**Data records**
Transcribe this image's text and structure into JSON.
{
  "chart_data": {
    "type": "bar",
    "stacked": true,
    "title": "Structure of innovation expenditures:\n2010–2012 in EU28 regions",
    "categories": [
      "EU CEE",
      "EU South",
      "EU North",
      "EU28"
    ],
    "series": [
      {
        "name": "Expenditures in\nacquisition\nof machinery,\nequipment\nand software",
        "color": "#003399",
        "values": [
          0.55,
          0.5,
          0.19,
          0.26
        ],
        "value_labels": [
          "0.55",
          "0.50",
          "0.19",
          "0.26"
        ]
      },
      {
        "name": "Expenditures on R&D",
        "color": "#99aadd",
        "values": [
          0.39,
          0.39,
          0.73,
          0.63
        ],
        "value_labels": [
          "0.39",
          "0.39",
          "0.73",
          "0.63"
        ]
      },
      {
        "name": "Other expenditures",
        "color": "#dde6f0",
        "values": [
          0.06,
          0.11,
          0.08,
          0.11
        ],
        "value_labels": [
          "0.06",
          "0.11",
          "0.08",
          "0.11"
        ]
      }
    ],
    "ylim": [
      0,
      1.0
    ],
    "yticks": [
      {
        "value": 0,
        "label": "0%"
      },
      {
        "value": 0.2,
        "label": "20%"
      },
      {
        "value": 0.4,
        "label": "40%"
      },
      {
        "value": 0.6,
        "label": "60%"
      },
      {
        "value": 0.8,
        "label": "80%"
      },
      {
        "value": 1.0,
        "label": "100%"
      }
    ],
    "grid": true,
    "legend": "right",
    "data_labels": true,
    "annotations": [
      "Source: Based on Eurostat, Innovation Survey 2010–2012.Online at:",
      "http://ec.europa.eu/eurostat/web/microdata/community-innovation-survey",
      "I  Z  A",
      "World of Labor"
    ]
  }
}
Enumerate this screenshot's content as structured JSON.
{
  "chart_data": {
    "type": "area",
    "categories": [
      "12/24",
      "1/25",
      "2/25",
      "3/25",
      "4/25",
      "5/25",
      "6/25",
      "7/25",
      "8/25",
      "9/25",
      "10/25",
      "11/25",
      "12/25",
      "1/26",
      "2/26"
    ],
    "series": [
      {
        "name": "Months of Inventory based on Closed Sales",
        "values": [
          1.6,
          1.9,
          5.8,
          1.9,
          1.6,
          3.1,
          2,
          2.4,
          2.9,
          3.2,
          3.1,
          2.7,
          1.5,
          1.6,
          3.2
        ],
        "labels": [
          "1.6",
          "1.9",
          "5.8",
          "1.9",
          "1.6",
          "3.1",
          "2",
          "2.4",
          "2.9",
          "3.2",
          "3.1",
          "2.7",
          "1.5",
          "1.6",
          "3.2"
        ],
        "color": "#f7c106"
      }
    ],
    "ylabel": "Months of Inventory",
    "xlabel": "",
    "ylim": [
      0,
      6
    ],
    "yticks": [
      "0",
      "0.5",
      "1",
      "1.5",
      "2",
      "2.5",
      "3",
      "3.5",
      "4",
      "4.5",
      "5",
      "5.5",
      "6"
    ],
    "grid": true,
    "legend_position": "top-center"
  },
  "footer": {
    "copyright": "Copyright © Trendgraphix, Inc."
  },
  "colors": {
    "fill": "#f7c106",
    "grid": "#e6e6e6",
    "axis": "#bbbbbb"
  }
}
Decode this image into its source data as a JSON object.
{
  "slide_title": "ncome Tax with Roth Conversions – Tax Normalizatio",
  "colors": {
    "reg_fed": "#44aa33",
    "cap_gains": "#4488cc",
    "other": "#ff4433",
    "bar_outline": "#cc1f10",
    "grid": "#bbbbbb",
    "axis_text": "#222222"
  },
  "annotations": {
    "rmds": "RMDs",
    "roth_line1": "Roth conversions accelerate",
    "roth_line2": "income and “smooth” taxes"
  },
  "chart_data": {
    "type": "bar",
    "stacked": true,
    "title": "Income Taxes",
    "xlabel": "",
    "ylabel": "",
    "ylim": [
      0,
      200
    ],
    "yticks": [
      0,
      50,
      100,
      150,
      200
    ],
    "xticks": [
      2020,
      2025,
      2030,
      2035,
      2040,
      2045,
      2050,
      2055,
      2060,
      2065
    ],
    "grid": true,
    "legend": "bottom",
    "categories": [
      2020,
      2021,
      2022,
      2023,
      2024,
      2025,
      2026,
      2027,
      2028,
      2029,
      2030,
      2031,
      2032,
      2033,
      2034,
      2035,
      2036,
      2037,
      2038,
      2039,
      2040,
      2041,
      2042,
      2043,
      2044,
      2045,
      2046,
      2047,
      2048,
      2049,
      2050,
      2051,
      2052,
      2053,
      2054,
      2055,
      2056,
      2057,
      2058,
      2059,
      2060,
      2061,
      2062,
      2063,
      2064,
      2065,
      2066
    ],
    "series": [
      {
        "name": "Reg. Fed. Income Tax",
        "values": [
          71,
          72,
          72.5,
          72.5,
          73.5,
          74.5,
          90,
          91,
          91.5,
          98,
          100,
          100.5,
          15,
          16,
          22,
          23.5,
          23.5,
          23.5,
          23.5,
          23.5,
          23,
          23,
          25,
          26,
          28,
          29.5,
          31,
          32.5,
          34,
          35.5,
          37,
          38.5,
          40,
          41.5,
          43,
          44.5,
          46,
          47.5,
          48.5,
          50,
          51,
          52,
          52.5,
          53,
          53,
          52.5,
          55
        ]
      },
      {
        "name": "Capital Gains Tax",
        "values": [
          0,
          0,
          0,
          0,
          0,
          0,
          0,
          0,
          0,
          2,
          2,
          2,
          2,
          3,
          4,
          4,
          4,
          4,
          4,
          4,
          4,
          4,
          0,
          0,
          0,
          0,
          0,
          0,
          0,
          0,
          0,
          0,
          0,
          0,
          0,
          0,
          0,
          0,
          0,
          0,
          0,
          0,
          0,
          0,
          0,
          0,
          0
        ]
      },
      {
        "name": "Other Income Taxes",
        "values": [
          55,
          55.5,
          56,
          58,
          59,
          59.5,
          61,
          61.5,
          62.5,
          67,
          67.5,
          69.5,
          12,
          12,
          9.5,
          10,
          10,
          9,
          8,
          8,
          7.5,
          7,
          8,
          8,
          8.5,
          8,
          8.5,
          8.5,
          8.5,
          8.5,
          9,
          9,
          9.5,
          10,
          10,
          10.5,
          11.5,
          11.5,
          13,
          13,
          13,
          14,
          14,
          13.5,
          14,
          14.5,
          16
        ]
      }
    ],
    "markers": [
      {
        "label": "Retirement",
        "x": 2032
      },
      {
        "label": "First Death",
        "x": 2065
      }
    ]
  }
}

**Directive**
Copy every line of the material, please, keeping it exactly the same.

**Written solution**
Transcribe this image's text and structure into JSON.
{
  "chart_data": {
    "type": "bar",
    "stacked": true,
    "title": "Structure of innovation expenditures:\n2010–2012 in EU28 regions",
    "categories": [
      "EU CEE",
      "EU South",
      "EU North",
      "EU28"
    ],
    "series": [
      {
        "name": "Expenditures in\nacquisition\nof machinery,\nequipment\nand software",
        "color": "#003399",
        "values": [
          0.55,
          0.5,
          0.19,
          0.26
        ],
        "value_labels": [
          "0.55",
          "0.50",
          "0.19",
          "0.26"
        ]
      },
      {
        "name": "Expenditures on R&D",
        "color": "#99aadd",
        "values": [
          0.39,
          0.39,
          0.73,
          0.63
        ],
        "value_labels": [
          "0.39",
          "0.39",
          "0.73",
          "0.63"
        ]
      },
      {
        "name": "Other expenditures",
        "color": "#dde6f0",
        "values": [
          0.06,
          0.11,
          0.08,
          0.11
        ],
        "value_labels": [
          "0.06",
          "0.11",
          "0.08",
          "0.11"
        ]
      }
    ],
    "ylim": [
      0,
      1.0
    ],
    "yticks": [
      {
        "value": 0,
        "label": "0%"
      },
      {
        "value": 0.2,
        "label": "20%"
      },
      {
        "value": 0.4,
        "label": "40%"
      },
      {
        "value": 0.6,
        "label": "60%"
      },
      {
        "value": 0.8,
        "label": "80%"
      },
      {
        "value": 1.0,
        "label": "100%"
      }
    ],
    "grid": true,
    "legend": "right",
    "data_labels": true,
    "annotations": [
      "Source: Based on Eurostat, Innovation Survey 2010–2012.Online at:",
      "http://ec.europa.eu/eurostat/web/microdata/community-innovation-survey",
      "I  Z  A",
      "World of Labor"
    ]
  }
}
Enumerate this screenshot's content as structured JSON.
{
  "chart_data": {
    "type": "area",
    "categories": [
      "12/24",
      "1/25",
      "2/25",
      "3/25",
      "4/25",
      "5/25",
      "6/25",
      "7/25",
      "8/25",
      "9/25",
      "10/25",
      "11/25",
      "12/25",
      "1/26",
      "2/26"
    ],
    "series": [
      {
        "name": "Months of Inventory based on Closed Sales",
        "values": [
          1.6,
          1.9,
          5.8,
          1.9,
          1.6,
          3.1,
          2,
          2.4,
          2.9,
          3.2,
          3.1,
          2.7,
          1.5,
          1.6,
          3.2
        ],
        "labels": [
          "1.6",
          "1.9",
          "5.8",
          "1.9",
          "1.6",
          "3.1",
          "2",
          "2.4",
          "2.9",
          "3.2",
          "3.1",
          "2.7",
          "1.5",
          "1.6",
          "3.2"
        ],
        "color": "#f7c106"
      }
    ],
    "ylabel": "Months of Inventory",
    "xlabel": "",
    "ylim": [
      0,
      6
    ],
    "yticks": [
      "0",
      "0.5",
      "1",
      "1.5",
      "2",
      "2.5",
      "3",
      "3.5",
      "4",
      "4.5",
      "5",
      "5.5",
      "6"
    ],
    "grid": true,
    "legend_position": "top-center"
  },
  "footer": {
    "copyright": "Copyright © Trendgraphix, Inc."
  },
  "colors": {
    "fill": "#f7c106",
    "grid": "#e6e6e6",
    "axis": "#bbbbbb"
  }
}
Decode this image into its source data as a JSON object.
{
  "slide_title": "ncome Tax with Roth Conversions – Tax Normalizatio",
  "colors": {
    "reg_fed": "#44aa33",
    "cap_gains": "#4488cc",
    "other": "#ff4433",
    "bar_outline": "#cc1f10",
    "grid": "#bbbbbb",
    "axis_text": "#222222"
  },
  "annotations": {
    "rmds": "RMDs",
    "roth_line1": "Roth conversions accelerate",
    "roth_line2": "income and “smooth” taxes"
  },
  "chart_data": {
    "type": "bar",
    "stacked": true,
    "title": "Income Taxes",
    "xlabel": "",
    "ylabel": "",
    "ylim": [
      0,
      200
    ],
    "yticks": [
      0,
      50,
      100,
      150,
      200
    ],
    "xticks": [
      2020,
      2025,
      2030,
      2035,
      2040,
      2045,
      2050,
      2055,
      2060,
      2065
    ],
    "grid": true,
    "legend": "bottom",
    "categories": [
      2020,
      2021,
      2022,
      2023,
      2024,
      2025,
      2026,
      2027,
      2028,
      2029,
      2030,
      2031,
      2032,
      2033,
      2034,
      2035,
      2036,
      2037,
      2038,
      2039,
      2040,
      2041,
      2042,
      2043,
      2044,
      2045,
      2046,
      2047,
      2048,
      2049,
      2050,
      2051,
      2052,
      2053,
      2054,
      2055,
      2056,
      2057,
      2058,
      2059,
      2060,
      2061,
      2062,
      2063,
      2064,
      2065,
      2066
    ],
    "series": [
      {
        "name": "Reg. Fed. Income Tax",
        "values": [
          71,
          72,
          72.5,
          72.5,
          73.5,
          74.5,
          90,
          91,
          91.5,
          98,
          100,
          100.5,
          15,
          16,
          22,
          23.5,
          23.5,
          23.5,
          23.5,
          23.5,
          23,
          23,
          25,
          26,
          28,
          29.5,
          31,
          32.5,
          34,
          35.5,
          37,
          38.5,
          40,
          41.5,
          43,
          44.5,
          46,
          47.5,
          48.5,
          50,
          51,
          52,
          52.5,
          53,
          53,
          52.5,
          55
        ]
      },
      {
        "name": "Capital Gains Tax",
        "values": [
          0,
          0,
          0,
          0,
          0,
          0,
          0,
          0,
          0,
          2,
          2,
          2,
          2,
          3,
          4,
          4,
          4,
          4,
          4,
          4,
          4,
          4,
          0,
          0,
          0,
          0,
          0,
          0,
          0,
          0,
          0,
          0,
          0,
          0,
          0,
          0,
          0,
          0,
          0,
          0,
          0,
          0,
          0,
          0,
          0,
          0,
          0
        ]
      },
      {
        "name": "Other Income Taxes",
        "values": [
          55,
          55.5,
          56,
          58,
          59,
          59.5,
          61,
          61.5,
          62.5,
          67,
          67.5,
          69.5,
          12,
          12,
          9.5,
          10,
          10,
          9,
          8,
          8,
          7.5,
          7,
          8,
          8,
          8.5,
          8,
          8.5,
          8.5,
          8.5,
          8.5,
          9,
          9,
          9.5,
          10,
          10,
          10.5,
          11.5,
          11.5,
          13,
          13,
          13,
          14,
          14,
          13.5,
          14,
          14.5,
          16
        ]
      }
    ],
    "markers": [
      {
        "label": "Retirement",
        "x": 2032
      },
      {
        "label": "First Death",
        "x": 2065
      }
    ]
  }
}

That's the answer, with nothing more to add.